[DO THIS]:
Only the lines from the one containing "Give me a plain-text" through the end of the entries should be returned, exactly as they are, with the pictures omitted.

[DATA IN THIS EXERCISE]:
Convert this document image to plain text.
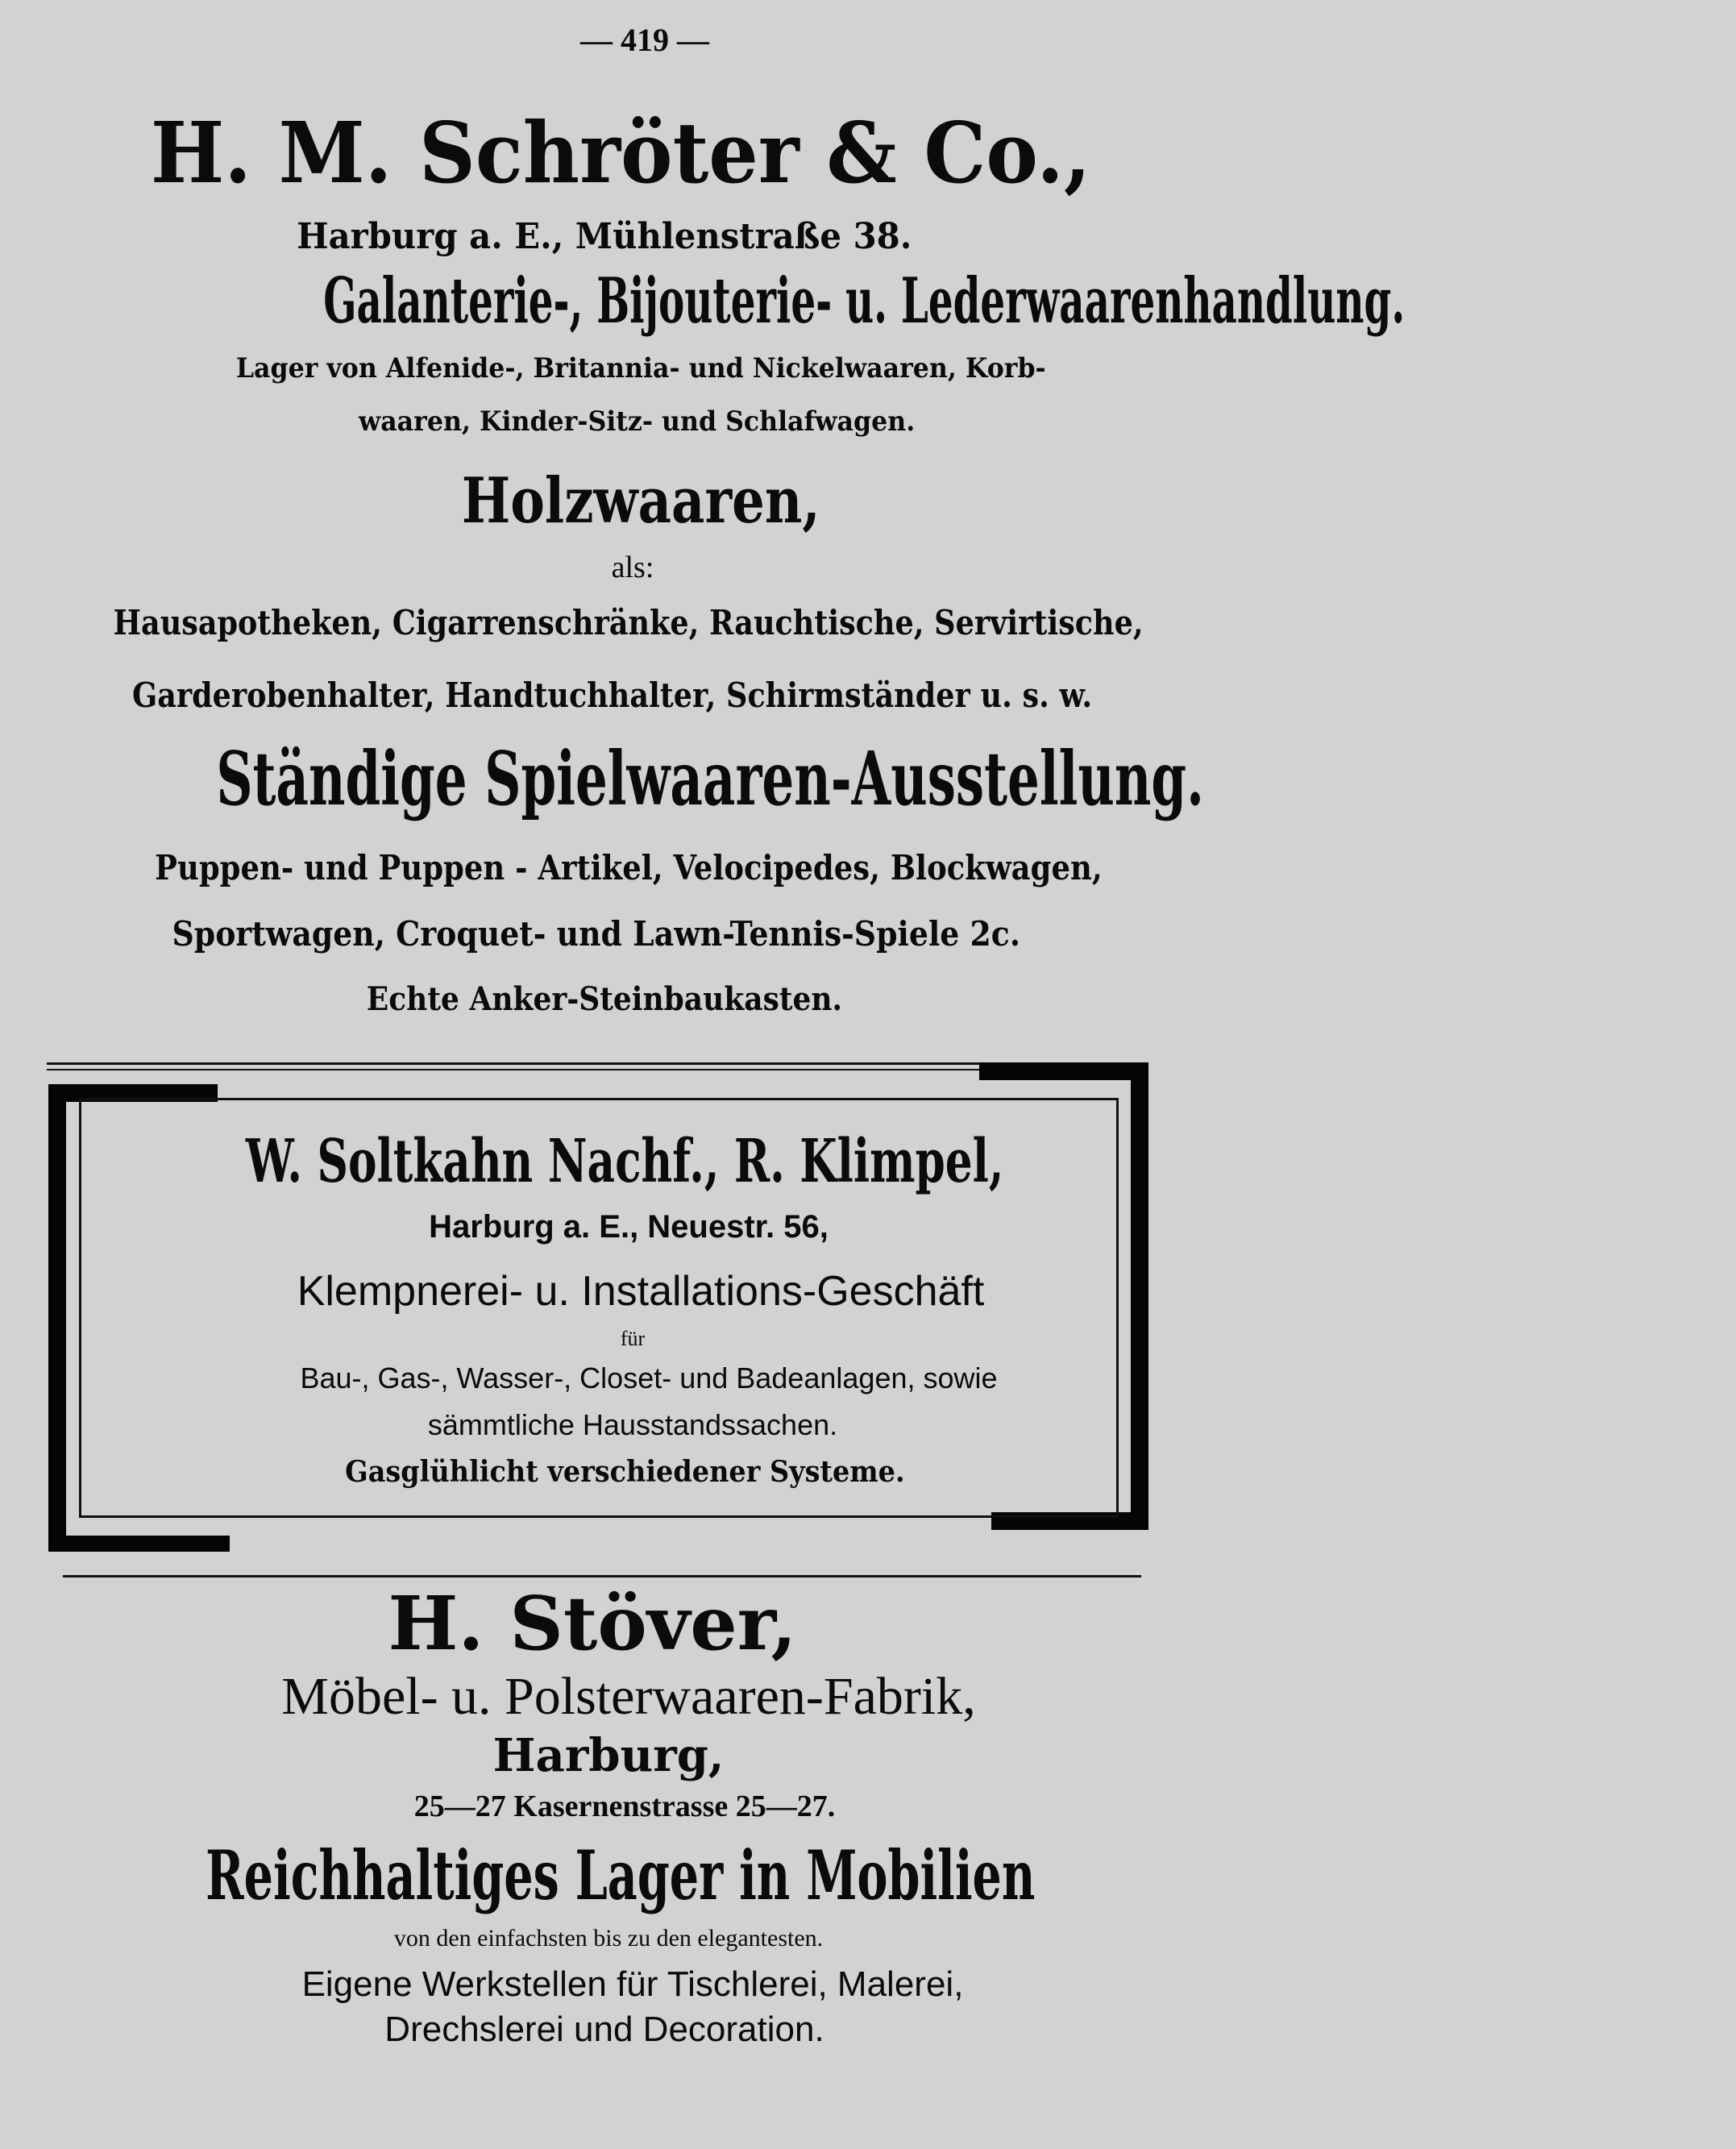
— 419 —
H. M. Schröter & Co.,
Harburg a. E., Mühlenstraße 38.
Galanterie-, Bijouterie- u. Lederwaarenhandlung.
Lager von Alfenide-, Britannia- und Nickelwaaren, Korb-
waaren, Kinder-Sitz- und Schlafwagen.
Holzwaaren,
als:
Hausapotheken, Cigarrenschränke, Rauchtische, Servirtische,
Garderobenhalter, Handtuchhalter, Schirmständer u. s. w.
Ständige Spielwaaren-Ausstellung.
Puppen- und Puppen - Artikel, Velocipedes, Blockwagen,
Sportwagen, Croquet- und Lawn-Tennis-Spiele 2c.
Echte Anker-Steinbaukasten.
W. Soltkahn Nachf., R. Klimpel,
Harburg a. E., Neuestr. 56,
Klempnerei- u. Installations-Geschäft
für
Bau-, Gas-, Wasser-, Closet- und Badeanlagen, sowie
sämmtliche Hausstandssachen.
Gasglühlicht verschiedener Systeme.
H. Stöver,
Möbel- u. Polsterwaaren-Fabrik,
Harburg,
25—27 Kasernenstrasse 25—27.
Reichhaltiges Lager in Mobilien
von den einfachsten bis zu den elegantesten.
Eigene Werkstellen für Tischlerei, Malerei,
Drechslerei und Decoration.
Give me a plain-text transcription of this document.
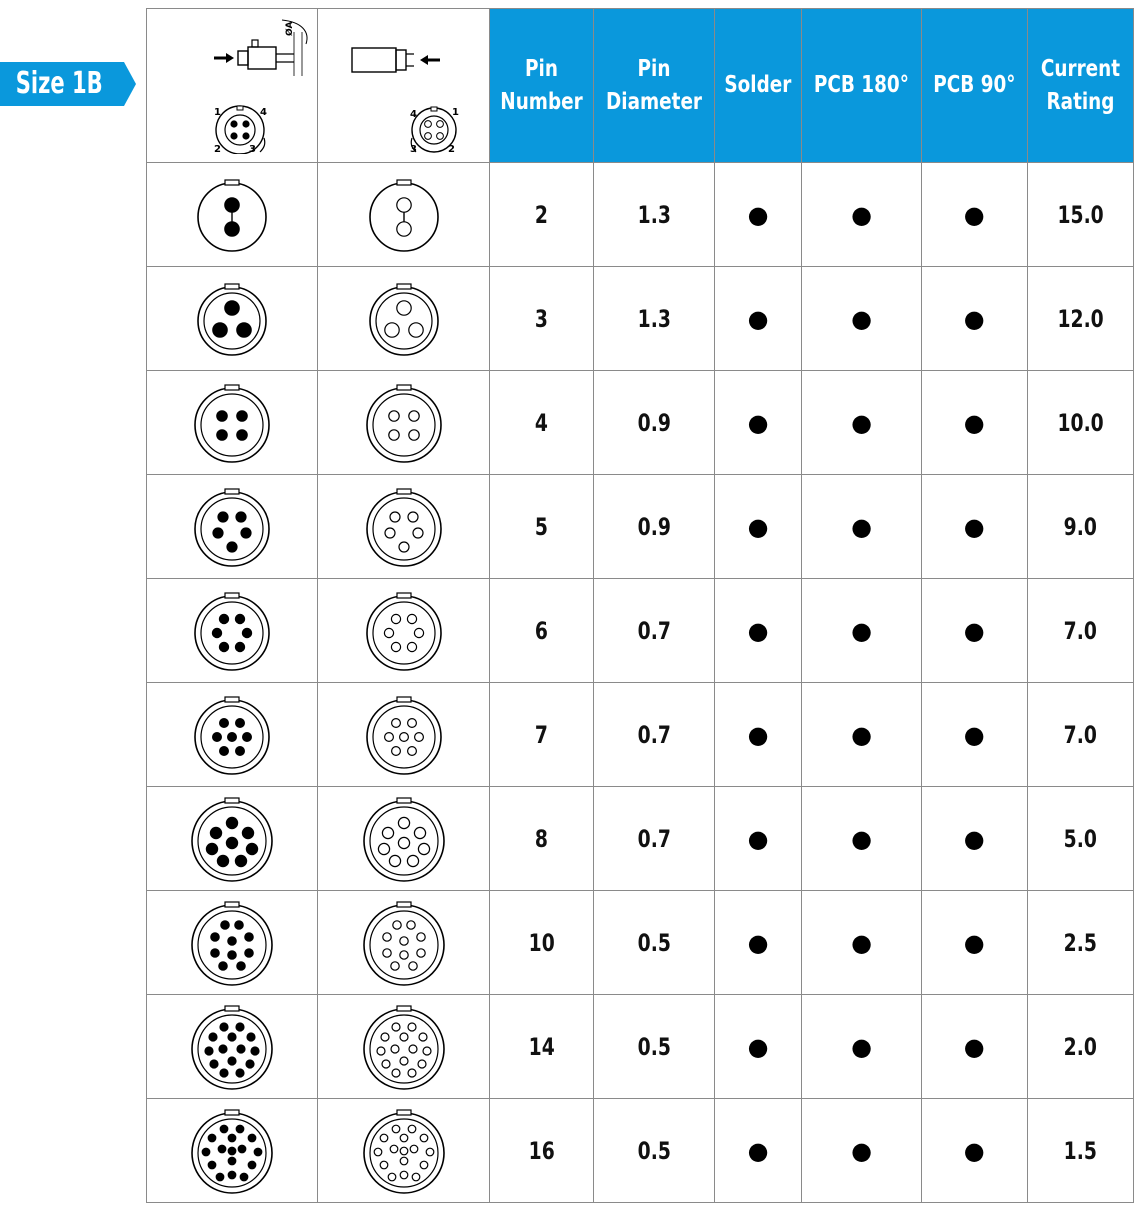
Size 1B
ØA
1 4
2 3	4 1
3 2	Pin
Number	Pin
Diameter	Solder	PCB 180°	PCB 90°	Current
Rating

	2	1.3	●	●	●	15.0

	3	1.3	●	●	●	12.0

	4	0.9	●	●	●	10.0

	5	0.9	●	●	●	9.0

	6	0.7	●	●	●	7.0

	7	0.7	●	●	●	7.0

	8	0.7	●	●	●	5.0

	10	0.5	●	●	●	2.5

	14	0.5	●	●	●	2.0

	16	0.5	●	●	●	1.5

[FINISHED EXERCISE]:
Give me a plain-text transcription of this document.
Size 1B
ØA
1 4
2 3	4 1
3 2	Pin
Number	Pin
Diameter	Solder	PCB 180°	PCB 90°	Current
Rating

	2	1.3	●	●	●	15.0

	3	1.3	●	●	●	12.0

	4	0.9	●	●	●	10.0

	5	0.9	●	●	●	9.0

	6	0.7	●	●	●	7.0

	7	0.7	●	●	●	7.0

	8	0.7	●	●	●	5.0

	10	0.5	●	●	●	2.5

	14	0.5	●	●	●	2.0

	16	0.5	●	●	●	1.5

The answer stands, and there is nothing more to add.